── Material for this exercise ──

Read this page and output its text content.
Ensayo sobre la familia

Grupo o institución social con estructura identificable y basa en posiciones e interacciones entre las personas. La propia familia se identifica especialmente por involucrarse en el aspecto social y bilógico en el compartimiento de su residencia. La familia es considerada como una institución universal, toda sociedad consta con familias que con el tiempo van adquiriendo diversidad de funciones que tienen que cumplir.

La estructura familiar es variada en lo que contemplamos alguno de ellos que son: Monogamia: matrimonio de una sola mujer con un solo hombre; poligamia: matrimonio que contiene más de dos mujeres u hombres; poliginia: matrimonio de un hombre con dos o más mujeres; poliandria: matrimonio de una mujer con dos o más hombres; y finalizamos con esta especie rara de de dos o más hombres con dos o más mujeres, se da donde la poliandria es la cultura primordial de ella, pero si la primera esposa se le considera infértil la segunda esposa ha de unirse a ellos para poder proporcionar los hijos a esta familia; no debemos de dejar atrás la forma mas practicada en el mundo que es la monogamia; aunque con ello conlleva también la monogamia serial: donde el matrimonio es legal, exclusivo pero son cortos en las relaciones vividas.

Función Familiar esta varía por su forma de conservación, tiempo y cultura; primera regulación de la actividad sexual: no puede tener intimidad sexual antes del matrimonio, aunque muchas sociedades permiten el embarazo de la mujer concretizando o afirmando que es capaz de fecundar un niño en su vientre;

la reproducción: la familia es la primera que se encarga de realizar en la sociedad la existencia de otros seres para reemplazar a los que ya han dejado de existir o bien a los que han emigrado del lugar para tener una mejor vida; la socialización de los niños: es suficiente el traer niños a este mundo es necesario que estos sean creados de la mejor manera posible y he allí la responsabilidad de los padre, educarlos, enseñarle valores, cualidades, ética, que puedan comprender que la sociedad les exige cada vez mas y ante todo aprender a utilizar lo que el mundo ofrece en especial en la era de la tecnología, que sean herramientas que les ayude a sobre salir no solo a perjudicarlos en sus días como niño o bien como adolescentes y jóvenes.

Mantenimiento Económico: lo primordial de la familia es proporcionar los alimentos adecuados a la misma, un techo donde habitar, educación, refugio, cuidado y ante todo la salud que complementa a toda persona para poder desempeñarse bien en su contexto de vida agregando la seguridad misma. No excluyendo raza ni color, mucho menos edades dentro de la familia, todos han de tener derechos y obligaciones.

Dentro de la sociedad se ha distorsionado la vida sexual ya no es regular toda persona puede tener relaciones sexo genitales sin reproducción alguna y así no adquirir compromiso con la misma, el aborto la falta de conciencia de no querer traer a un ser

───
── Material for this exercise ──

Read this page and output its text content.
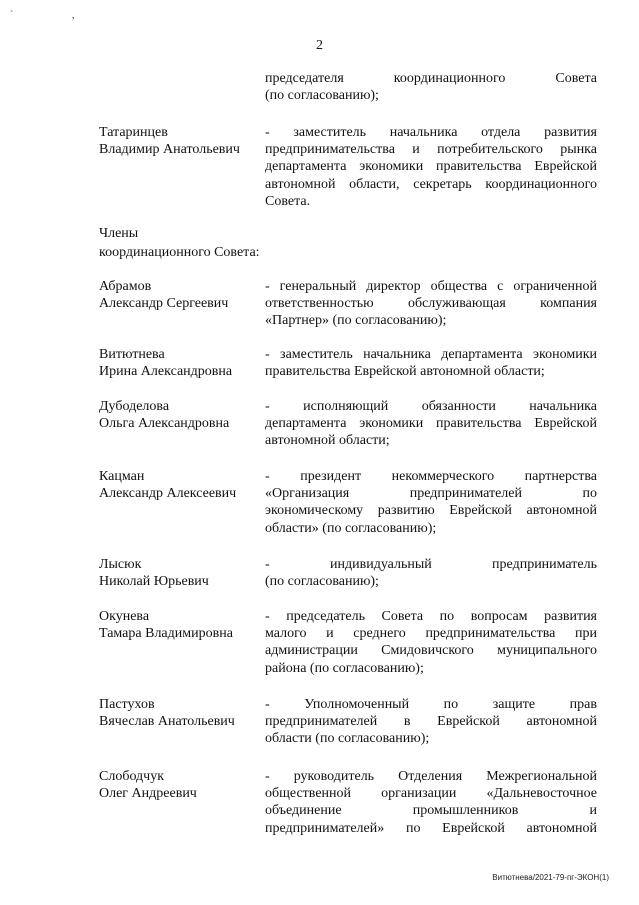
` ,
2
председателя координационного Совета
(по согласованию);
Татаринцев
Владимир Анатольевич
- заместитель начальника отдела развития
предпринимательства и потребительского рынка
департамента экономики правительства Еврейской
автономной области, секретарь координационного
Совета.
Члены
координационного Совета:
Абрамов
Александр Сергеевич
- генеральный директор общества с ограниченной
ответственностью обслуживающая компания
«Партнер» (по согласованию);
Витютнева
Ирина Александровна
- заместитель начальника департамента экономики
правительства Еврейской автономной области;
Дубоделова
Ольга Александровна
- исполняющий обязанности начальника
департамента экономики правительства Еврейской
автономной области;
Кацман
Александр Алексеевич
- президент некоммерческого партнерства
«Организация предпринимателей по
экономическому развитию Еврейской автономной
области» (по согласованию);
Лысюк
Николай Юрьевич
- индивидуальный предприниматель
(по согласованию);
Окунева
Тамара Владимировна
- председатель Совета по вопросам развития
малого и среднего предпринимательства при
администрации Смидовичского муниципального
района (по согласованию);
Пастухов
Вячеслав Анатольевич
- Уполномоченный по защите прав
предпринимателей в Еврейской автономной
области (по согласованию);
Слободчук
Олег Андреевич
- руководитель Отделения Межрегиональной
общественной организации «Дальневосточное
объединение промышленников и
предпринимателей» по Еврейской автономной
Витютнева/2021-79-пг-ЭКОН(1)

───

[Task instructions]
Collect the complete line wherever the string "mujer" appears in the records.

[Answer to the problem]
La estructura familiar es variada en lo que contemplamos alguno de ellos que son: Monogamia: matrimonio de una sola mujer con un solo hombre; poligamia: matrimonio que contiene más de dos mujeres u hombres; poliginia: matrimonio de un hombre con dos o más mujeres; poliandria: matrimonio de una mujer con dos o más hombres; y finalizamos con esta especie rara de de dos o más hombres con dos o más mujeres, se da donde la poliandria es la cultura primordial de ella, pero si la primera esposa se le considera infértil la segunda esposa ha de unirse a ellos para poder proporcionar los hijos a esta familia; no debemos de dejar atrás la forma mas practicada en el mundo que es la monogamia; aunque con ello conlleva también la monogamia serial: donde el matrimonio es legal, exclusivo pero son cortos en las relaciones vividas.
Función Familiar esta varía por su forma de conservación, tiempo y cultura; primera regulación de la actividad sexual: no puede tener intimidad sexual antes del matrimonio, aunque muchas sociedades permiten el embarazo de la mujer concretizando o afirmando que es capaz de fecundar un niño en su vientre;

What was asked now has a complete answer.